_Selected text_.
After months of turmoil on the money markets, lack of confidence in the world's totemic currency has become so widespread that an increasing number of international traders are transferring their wealth to stronger currencies such as the euro, which recently hit its highest level against the dollar.
"An American businessman who is given the choice would take anything but the dollar," David Buik, of Cantor Index, said yesterday. "I would want to be paid in yen, and if not yen then the euro or sterling."
Matthew Osborne, of Armstrong International, added: " There are a few dealers who may take the view they'll take dollars now, while they're cheap, and hold on to them for 12 months.
"But the problem is so serious there are people who in July or August might have been thinking, 'I'm paid in dollars, how annoying' for whom it's now a question of, 'Do you have a job, do you have a bonus?"'
The collapse of the sub-prime mortgage market in the US, which is fuelling the dollar unrest, has already brought down one British bank, Northern Rock, and has forced others to declare vast losses. Just as it appeared that the dollar might have finally reached its floor, there was another warning that the sub-prime crisis is going to get worse.

_Material shown_.
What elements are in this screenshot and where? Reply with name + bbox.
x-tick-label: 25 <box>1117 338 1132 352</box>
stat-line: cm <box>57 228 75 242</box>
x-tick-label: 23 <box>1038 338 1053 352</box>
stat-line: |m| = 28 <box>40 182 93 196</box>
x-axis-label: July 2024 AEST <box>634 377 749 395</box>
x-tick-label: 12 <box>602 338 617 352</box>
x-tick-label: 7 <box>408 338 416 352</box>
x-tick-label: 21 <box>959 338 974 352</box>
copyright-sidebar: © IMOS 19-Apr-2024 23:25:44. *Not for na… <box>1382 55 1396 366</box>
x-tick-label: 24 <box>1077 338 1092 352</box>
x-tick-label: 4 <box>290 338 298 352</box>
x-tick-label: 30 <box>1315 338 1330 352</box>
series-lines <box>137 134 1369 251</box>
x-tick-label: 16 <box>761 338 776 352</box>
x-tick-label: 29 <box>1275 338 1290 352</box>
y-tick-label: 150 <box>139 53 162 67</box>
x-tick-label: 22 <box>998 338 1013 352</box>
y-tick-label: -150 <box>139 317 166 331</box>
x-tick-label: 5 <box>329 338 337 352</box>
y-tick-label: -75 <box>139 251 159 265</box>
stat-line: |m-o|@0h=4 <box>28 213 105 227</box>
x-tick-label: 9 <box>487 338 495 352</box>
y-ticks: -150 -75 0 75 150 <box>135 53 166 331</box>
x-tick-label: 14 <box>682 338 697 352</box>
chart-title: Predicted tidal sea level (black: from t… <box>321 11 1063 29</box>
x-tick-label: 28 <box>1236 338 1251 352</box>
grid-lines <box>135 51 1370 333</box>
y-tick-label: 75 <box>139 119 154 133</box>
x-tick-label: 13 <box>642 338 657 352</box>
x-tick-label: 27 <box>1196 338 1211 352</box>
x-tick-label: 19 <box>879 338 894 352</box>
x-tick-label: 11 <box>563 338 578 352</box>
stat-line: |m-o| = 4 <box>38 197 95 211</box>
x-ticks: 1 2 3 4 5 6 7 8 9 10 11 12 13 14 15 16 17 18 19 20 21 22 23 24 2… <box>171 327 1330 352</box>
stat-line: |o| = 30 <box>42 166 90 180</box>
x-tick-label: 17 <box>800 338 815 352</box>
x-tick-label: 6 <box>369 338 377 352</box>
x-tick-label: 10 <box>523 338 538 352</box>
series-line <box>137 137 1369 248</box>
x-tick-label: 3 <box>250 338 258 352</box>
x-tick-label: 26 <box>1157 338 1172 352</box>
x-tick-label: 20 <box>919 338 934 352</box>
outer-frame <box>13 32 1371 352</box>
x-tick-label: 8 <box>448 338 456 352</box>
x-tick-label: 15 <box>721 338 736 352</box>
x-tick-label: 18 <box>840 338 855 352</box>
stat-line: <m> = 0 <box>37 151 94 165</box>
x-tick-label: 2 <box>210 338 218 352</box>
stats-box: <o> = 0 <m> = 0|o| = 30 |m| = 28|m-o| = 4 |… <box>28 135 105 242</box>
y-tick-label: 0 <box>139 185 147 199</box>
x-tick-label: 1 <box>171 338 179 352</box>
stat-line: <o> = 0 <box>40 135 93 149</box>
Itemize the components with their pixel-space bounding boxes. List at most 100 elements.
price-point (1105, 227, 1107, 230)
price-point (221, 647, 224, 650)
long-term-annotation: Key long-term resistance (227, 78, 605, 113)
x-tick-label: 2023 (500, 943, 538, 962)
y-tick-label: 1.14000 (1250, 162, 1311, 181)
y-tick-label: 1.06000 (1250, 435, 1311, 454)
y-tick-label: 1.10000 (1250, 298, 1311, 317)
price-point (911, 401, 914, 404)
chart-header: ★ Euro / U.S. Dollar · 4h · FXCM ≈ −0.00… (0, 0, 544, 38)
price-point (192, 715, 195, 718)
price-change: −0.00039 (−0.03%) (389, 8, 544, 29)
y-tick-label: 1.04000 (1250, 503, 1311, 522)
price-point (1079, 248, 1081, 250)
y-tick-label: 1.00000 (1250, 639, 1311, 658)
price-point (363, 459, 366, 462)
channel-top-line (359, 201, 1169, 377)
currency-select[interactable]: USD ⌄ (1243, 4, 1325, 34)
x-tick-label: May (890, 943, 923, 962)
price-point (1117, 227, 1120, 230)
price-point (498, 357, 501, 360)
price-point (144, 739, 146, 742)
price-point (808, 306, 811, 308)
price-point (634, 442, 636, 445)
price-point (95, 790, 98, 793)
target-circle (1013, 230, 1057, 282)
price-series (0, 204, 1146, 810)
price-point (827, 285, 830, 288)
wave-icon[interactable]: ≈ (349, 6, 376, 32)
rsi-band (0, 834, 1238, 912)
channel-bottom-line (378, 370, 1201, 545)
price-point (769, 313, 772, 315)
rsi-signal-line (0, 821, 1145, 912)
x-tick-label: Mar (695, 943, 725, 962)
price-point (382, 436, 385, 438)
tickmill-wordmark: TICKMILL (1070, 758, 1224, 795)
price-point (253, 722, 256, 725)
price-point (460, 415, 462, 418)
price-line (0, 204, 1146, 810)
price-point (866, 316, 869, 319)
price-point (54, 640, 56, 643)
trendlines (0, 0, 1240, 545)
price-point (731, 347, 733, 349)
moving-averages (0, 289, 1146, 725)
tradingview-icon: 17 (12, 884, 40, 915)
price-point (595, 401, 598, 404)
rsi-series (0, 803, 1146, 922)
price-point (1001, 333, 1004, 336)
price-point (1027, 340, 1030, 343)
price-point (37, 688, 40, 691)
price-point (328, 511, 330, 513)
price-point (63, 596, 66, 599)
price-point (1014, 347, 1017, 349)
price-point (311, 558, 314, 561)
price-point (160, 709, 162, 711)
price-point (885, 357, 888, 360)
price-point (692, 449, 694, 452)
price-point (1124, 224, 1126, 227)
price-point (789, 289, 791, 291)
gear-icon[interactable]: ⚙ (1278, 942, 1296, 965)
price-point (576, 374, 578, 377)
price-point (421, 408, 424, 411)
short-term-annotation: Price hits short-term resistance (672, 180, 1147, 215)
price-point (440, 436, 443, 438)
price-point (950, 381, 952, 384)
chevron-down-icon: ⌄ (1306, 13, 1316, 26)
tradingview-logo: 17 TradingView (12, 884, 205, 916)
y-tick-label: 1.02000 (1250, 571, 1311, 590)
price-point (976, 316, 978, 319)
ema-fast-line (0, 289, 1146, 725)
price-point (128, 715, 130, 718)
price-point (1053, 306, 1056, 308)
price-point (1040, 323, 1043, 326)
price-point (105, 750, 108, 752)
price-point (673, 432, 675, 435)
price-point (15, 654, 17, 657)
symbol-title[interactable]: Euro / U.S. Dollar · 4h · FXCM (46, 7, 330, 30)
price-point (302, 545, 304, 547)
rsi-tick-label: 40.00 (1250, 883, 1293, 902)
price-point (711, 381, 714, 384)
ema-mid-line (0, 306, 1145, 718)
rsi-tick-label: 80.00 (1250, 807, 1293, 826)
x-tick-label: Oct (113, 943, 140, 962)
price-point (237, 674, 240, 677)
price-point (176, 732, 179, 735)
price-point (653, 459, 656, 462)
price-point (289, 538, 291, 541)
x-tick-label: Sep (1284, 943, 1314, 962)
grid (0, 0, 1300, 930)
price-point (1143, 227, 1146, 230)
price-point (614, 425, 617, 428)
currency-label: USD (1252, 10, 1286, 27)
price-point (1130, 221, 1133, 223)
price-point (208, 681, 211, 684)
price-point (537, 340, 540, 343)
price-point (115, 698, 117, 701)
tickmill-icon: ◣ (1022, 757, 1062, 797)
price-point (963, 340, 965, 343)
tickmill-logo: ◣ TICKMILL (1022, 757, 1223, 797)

_Tasks to complete_.
• A. Extract the passage of the article on the dollar's decline starting at "After months of" and ending at "for 12 months.".
• B. Continue the article on the dollar's decline from the point where it stops.
The material is not needed for what follows.

_Outputs_.
• A.
After months of turmoil on the money markets, lack of confidence in the world's totemic currency has become so widespread that an increasing number of international traders are transferring their wealth to stronger currencies such as the euro, which recently hit its highest level against the dollar.
"An American businessman who is given the choice would take anything but the dollar," David Buik, of Cantor Index, said yesterday. "I would want to be paid in yen, and if not yen then the euro or sterling."
Matthew Osborne, of Armstrong International, added: " There are a few dealers who may take the view they'll take dollars now, while they're cheap, and hold on to them for 12 months.

• B.
The US Treasury Secretary Henry Paulson warned an international business summit in South Africa: "The sub-prime market, parts of it will get worse before it gets better."
The dollar's plight is made still worse by a jarring signal from China that it is switching to other world currencies.
China has stockpiled £700b worth of foreign currency, and has only to decide to slow its accumulation of dollars to weaken the currency further. Last month, in a humiliating turn of events, the central bank in Iraq, four years after the United States invaded, stated that it wished to diversify reserves from a reliance on dollars. Korea's central bank has urged shipbuilders to issue invoices in the local currency and take precautions against the weakened dollar.